### PROVIDED RECORDS
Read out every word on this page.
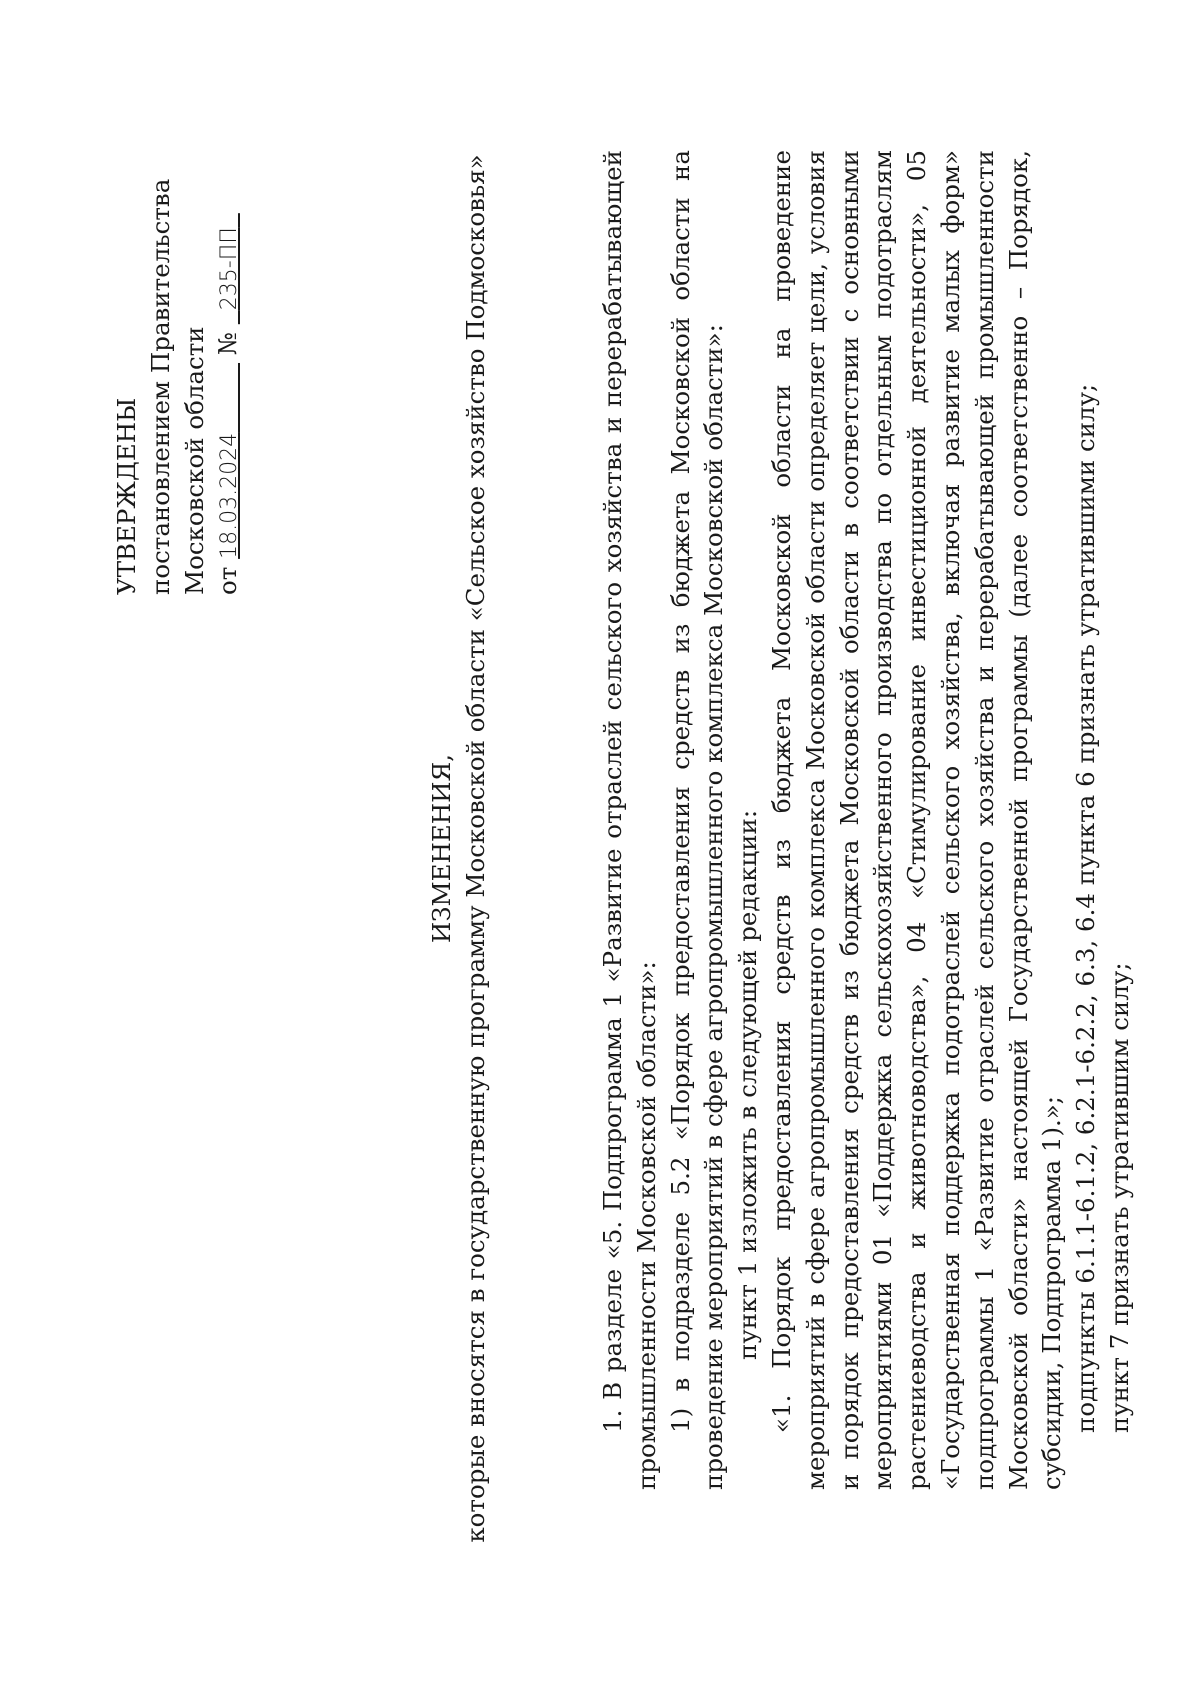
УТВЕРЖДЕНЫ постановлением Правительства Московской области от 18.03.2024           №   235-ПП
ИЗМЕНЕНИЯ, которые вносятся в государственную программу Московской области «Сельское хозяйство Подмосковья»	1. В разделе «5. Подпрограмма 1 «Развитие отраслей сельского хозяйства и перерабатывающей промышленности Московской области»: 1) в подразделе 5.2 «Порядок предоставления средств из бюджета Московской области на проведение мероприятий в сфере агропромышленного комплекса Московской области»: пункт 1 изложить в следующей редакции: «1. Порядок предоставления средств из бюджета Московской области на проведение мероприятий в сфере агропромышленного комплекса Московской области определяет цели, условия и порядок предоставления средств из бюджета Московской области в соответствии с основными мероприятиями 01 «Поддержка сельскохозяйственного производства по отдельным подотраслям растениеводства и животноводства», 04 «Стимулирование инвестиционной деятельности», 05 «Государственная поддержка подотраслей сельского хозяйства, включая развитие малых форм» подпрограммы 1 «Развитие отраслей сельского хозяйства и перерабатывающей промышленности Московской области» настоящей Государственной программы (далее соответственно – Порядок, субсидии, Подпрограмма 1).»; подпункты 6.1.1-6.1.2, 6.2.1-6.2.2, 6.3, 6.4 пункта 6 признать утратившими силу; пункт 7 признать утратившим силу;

* * *

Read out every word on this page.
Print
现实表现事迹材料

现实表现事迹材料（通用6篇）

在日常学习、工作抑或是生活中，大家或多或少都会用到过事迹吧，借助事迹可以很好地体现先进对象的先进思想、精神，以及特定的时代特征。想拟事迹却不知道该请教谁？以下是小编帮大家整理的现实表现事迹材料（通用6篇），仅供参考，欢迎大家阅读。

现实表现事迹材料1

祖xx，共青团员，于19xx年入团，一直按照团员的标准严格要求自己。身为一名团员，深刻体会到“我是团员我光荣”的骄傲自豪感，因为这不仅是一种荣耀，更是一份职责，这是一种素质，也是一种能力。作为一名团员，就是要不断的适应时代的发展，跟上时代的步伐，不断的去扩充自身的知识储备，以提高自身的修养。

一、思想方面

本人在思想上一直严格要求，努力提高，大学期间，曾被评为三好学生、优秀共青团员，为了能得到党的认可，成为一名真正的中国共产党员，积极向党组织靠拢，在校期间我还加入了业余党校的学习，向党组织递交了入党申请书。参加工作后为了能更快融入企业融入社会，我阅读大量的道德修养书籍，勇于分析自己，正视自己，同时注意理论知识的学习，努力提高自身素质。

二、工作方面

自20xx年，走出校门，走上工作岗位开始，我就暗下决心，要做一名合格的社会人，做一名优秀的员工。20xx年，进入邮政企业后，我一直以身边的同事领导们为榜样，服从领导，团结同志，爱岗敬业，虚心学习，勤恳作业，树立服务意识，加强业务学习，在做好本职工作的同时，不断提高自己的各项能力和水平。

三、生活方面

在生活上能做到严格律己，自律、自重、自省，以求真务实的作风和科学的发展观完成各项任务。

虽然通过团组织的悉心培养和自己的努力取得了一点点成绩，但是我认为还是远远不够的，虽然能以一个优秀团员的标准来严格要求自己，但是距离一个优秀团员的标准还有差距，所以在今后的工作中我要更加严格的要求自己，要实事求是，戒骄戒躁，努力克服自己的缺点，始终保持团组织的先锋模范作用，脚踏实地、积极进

--

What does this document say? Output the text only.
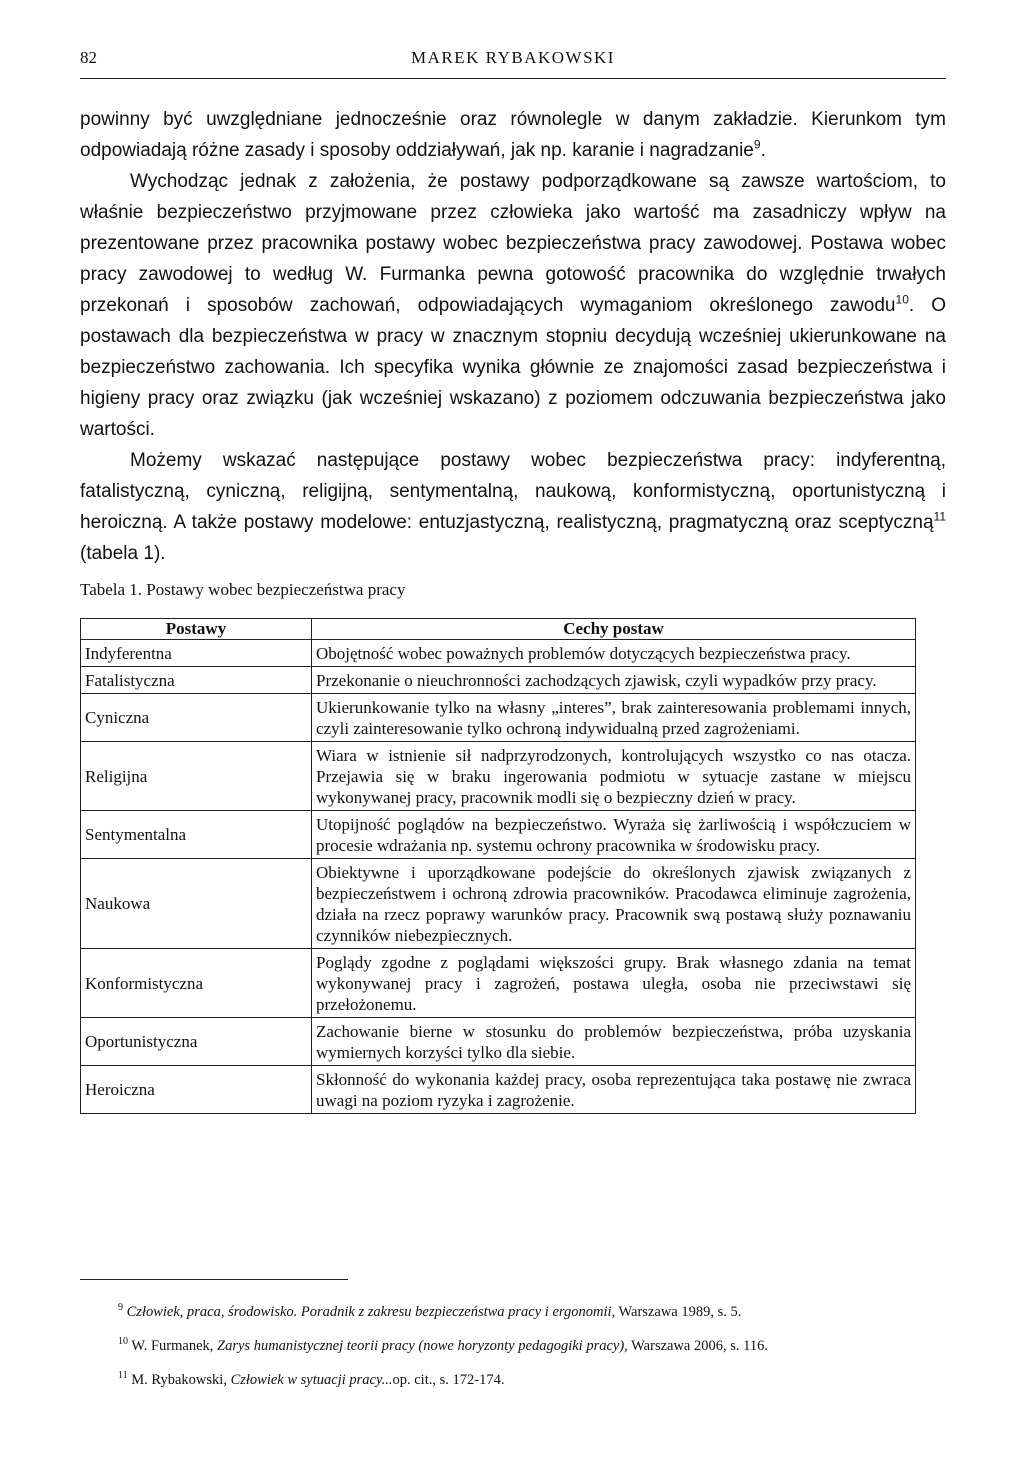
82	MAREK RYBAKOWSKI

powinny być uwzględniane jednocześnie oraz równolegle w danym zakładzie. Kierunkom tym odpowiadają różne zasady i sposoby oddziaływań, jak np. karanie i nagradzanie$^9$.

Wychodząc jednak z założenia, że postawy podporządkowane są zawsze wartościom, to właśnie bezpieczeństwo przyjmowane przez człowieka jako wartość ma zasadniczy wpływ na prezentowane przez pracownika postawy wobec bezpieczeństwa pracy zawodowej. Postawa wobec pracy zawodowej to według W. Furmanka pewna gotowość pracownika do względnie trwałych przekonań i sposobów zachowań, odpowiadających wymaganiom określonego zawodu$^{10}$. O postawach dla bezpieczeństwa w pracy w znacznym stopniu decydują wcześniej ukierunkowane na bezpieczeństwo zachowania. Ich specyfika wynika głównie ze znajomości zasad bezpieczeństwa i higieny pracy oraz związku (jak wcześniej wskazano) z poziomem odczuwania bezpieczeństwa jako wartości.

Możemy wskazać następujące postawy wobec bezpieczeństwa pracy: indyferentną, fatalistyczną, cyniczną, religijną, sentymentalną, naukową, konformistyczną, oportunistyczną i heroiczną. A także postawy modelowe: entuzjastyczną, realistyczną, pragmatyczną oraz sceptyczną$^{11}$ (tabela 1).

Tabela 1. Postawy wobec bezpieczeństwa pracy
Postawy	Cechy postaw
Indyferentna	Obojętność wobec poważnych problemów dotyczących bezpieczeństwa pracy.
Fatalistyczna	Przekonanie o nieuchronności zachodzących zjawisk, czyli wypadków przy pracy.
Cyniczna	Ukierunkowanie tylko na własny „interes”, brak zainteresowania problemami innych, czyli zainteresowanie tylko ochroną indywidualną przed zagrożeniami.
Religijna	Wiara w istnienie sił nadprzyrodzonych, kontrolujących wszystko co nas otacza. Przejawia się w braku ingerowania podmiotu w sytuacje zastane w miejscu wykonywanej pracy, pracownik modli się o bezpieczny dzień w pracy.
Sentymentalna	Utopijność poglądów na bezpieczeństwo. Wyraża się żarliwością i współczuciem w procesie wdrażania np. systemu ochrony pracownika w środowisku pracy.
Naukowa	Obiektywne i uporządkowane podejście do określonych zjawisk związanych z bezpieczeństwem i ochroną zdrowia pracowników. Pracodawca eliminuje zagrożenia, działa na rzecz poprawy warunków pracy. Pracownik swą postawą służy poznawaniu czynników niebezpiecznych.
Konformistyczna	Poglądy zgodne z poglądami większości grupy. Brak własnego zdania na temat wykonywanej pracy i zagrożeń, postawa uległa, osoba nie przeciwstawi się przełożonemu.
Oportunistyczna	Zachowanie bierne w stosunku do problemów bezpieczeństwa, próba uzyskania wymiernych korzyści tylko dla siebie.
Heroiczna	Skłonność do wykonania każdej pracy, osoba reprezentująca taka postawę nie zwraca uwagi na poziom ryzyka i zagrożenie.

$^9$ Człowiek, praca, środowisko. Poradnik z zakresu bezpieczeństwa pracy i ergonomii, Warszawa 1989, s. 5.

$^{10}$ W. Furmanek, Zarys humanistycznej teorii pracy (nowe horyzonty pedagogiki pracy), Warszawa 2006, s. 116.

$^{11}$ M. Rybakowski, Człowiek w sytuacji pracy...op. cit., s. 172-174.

### YOUR OBJECTIVE
Copy out each line in the listing that has the word "Warszawa".

### ANSWER TO THIS PROBLEM
$^9$ Człowiek, praca, środowisko. Poradnik z zakresu bezpieczeństwa pracy i ergonomii, Warszawa 1989, s. 5.
$^{10}$ W. Furmanek, Zarys humanistycznej teorii pracy (nowe horyzonty pedagogiki pracy), Warszawa 2006, s. 116.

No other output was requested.